--- begin ---
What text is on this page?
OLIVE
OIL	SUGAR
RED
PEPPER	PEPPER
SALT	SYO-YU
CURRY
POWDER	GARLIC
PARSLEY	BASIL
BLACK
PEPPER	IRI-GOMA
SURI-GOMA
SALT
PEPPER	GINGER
--- end ---
**Task objective**. Set down the listing in full, keeping every word exactly as it is.

**The solution**.
What text is on this page?
OLIVE
OIL	SUGAR
RED
PEPPER	PEPPER
SALT	SYO-YU
CURRY
POWDER	GARLIC
PARSLEY	BASIL
BLACK
PEPPER	IRI-GOMA
SURI-GOMA
SALT
PEPPER	GINGER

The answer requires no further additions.